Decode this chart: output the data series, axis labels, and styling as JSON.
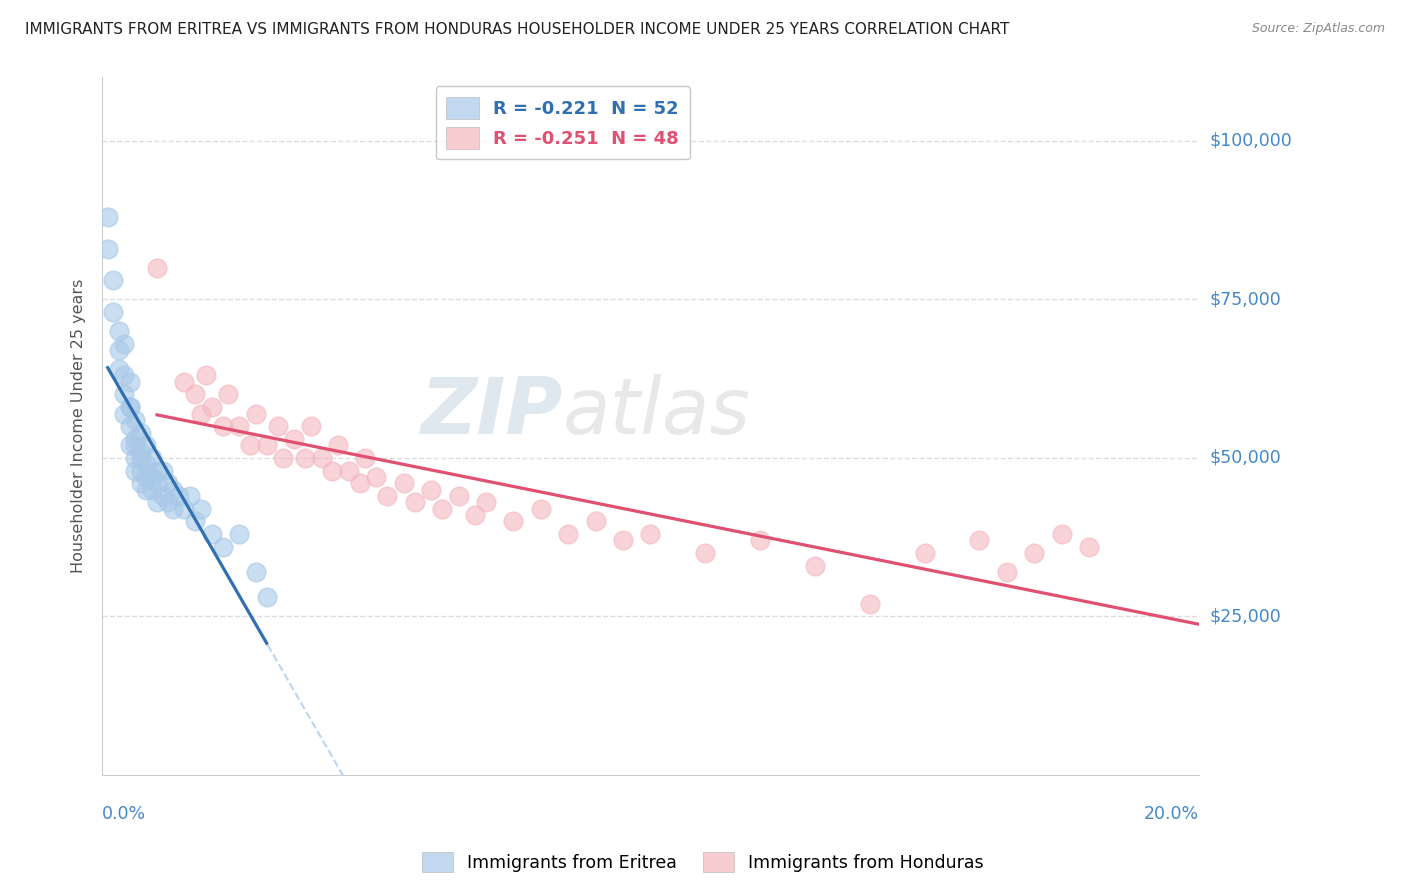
{
  "title": "IMMIGRANTS FROM ERITREA VS IMMIGRANTS FROM HONDURAS HOUSEHOLDER INCOME UNDER 25 YEARS CORRELATION CHART",
  "source": "Source: ZipAtlas.com",
  "ylabel": "Householder Income Under 25 years",
  "ytick_labels": [
    "$25,000",
    "$50,000",
    "$75,000",
    "$100,000"
  ],
  "ytick_values": [
    25000,
    50000,
    75000,
    100000
  ],
  "ylim": [
    0,
    110000
  ],
  "xlim": [
    0.0,
    0.2
  ],
  "legend_entries": [
    {
      "label": "R = -0.221  N = 52",
      "color": "#a8c8e8"
    },
    {
      "label": "R = -0.251  N = 48",
      "color": "#f4b8c0"
    }
  ],
  "watermark_zip": "ZIP",
  "watermark_atlas": "atlas",
  "eritrea_x": [
    0.001,
    0.001,
    0.002,
    0.002,
    0.003,
    0.003,
    0.003,
    0.004,
    0.004,
    0.004,
    0.004,
    0.005,
    0.005,
    0.005,
    0.005,
    0.005,
    0.006,
    0.006,
    0.006,
    0.006,
    0.006,
    0.007,
    0.007,
    0.007,
    0.007,
    0.007,
    0.008,
    0.008,
    0.008,
    0.008,
    0.009,
    0.009,
    0.009,
    0.01,
    0.01,
    0.01,
    0.011,
    0.011,
    0.012,
    0.012,
    0.013,
    0.013,
    0.014,
    0.015,
    0.016,
    0.017,
    0.018,
    0.02,
    0.022,
    0.025,
    0.028,
    0.03
  ],
  "eritrea_y": [
    88000,
    83000,
    78000,
    73000,
    70000,
    67000,
    64000,
    68000,
    63000,
    60000,
    57000,
    62000,
    58000,
    55000,
    52000,
    58000,
    56000,
    53000,
    50000,
    48000,
    52000,
    54000,
    51000,
    48000,
    46000,
    50000,
    52000,
    49000,
    47000,
    45000,
    50000,
    47000,
    45000,
    48000,
    46000,
    43000,
    48000,
    44000,
    46000,
    43000,
    45000,
    42000,
    44000,
    42000,
    44000,
    40000,
    42000,
    38000,
    36000,
    38000,
    32000,
    28000
  ],
  "honduras_x": [
    0.01,
    0.015,
    0.017,
    0.018,
    0.019,
    0.02,
    0.022,
    0.023,
    0.025,
    0.027,
    0.028,
    0.03,
    0.032,
    0.033,
    0.035,
    0.037,
    0.038,
    0.04,
    0.042,
    0.043,
    0.045,
    0.047,
    0.048,
    0.05,
    0.052,
    0.055,
    0.057,
    0.06,
    0.062,
    0.065,
    0.068,
    0.07,
    0.075,
    0.08,
    0.085,
    0.09,
    0.095,
    0.1,
    0.11,
    0.12,
    0.13,
    0.14,
    0.15,
    0.16,
    0.165,
    0.17,
    0.175,
    0.18
  ],
  "honduras_y": [
    80000,
    62000,
    60000,
    57000,
    63000,
    58000,
    55000,
    60000,
    55000,
    52000,
    57000,
    52000,
    55000,
    50000,
    53000,
    50000,
    55000,
    50000,
    48000,
    52000,
    48000,
    46000,
    50000,
    47000,
    44000,
    46000,
    43000,
    45000,
    42000,
    44000,
    41000,
    43000,
    40000,
    42000,
    38000,
    40000,
    37000,
    38000,
    35000,
    37000,
    33000,
    27000,
    35000,
    37000,
    32000,
    35000,
    38000,
    36000
  ],
  "eritrea_color": "#a8c8e8",
  "honduras_color": "#f4b8c0",
  "eritrea_line_color": "#3070b0",
  "honduras_line_color": "#e05070",
  "dashed_line_color": "#aaccee",
  "background_color": "#ffffff",
  "grid_color": "#dddddd",
  "title_color": "#222222",
  "source_color": "#888888",
  "axis_label_color": "#4488cc",
  "figsize": [
    14.06,
    8.92
  ],
  "dpi": 100
}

* INSTRUCTIONS TO FOLLOW: Copy the records above exactly, leaving out every picture.

* COMPLETE OUTPUT:
Decode this chart: output the data series, axis labels, and styling as JSON.
{
  "title": "IMMIGRANTS FROM ERITREA VS IMMIGRANTS FROM HONDURAS HOUSEHOLDER INCOME UNDER 25 YEARS CORRELATION CHART",
  "source": "Source: ZipAtlas.com",
  "ylabel": "Householder Income Under 25 years",
  "ytick_labels": [
    "$25,000",
    "$50,000",
    "$75,000",
    "$100,000"
  ],
  "ytick_values": [
    25000,
    50000,
    75000,
    100000
  ],
  "ylim": [
    0,
    110000
  ],
  "xlim": [
    0.0,
    0.2
  ],
  "legend_entries": [
    {
      "label": "R = -0.221  N = 52",
      "color": "#a8c8e8"
    },
    {
      "label": "R = -0.251  N = 48",
      "color": "#f4b8c0"
    }
  ],
  "watermark_zip": "ZIP",
  "watermark_atlas": "atlas",
  "eritrea_x": [
    0.001,
    0.001,
    0.002,
    0.002,
    0.003,
    0.003,
    0.003,
    0.004,
    0.004,
    0.004,
    0.004,
    0.005,
    0.005,
    0.005,
    0.005,
    0.005,
    0.006,
    0.006,
    0.006,
    0.006,
    0.006,
    0.007,
    0.007,
    0.007,
    0.007,
    0.007,
    0.008,
    0.008,
    0.008,
    0.008,
    0.009,
    0.009,
    0.009,
    0.01,
    0.01,
    0.01,
    0.011,
    0.011,
    0.012,
    0.012,
    0.013,
    0.013,
    0.014,
    0.015,
    0.016,
    0.017,
    0.018,
    0.02,
    0.022,
    0.025,
    0.028,
    0.03
  ],
  "eritrea_y": [
    88000,
    83000,
    78000,
    73000,
    70000,
    67000,
    64000,
    68000,
    63000,
    60000,
    57000,
    62000,
    58000,
    55000,
    52000,
    58000,
    56000,
    53000,
    50000,
    48000,
    52000,
    54000,
    51000,
    48000,
    46000,
    50000,
    52000,
    49000,
    47000,
    45000,
    50000,
    47000,
    45000,
    48000,
    46000,
    43000,
    48000,
    44000,
    46000,
    43000,
    45000,
    42000,
    44000,
    42000,
    44000,
    40000,
    42000,
    38000,
    36000,
    38000,
    32000,
    28000
  ],
  "honduras_x": [
    0.01,
    0.015,
    0.017,
    0.018,
    0.019,
    0.02,
    0.022,
    0.023,
    0.025,
    0.027,
    0.028,
    0.03,
    0.032,
    0.033,
    0.035,
    0.037,
    0.038,
    0.04,
    0.042,
    0.043,
    0.045,
    0.047,
    0.048,
    0.05,
    0.052,
    0.055,
    0.057,
    0.06,
    0.062,
    0.065,
    0.068,
    0.07,
    0.075,
    0.08,
    0.085,
    0.09,
    0.095,
    0.1,
    0.11,
    0.12,
    0.13,
    0.14,
    0.15,
    0.16,
    0.165,
    0.17,
    0.175,
    0.18
  ],
  "honduras_y": [
    80000,
    62000,
    60000,
    57000,
    63000,
    58000,
    55000,
    60000,
    55000,
    52000,
    57000,
    52000,
    55000,
    50000,
    53000,
    50000,
    55000,
    50000,
    48000,
    52000,
    48000,
    46000,
    50000,
    47000,
    44000,
    46000,
    43000,
    45000,
    42000,
    44000,
    41000,
    43000,
    40000,
    42000,
    38000,
    40000,
    37000,
    38000,
    35000,
    37000,
    33000,
    27000,
    35000,
    37000,
    32000,
    35000,
    38000,
    36000
  ],
  "eritrea_color": "#a8c8e8",
  "honduras_color": "#f4b8c0",
  "eritrea_line_color": "#3070b0",
  "honduras_line_color": "#e05070",
  "dashed_line_color": "#aaccee",
  "background_color": "#ffffff",
  "grid_color": "#dddddd",
  "title_color": "#222222",
  "source_color": "#888888",
  "axis_label_color": "#4488cc",
  "figsize": [
    14.06,
    8.92
  ],
  "dpi": 100
}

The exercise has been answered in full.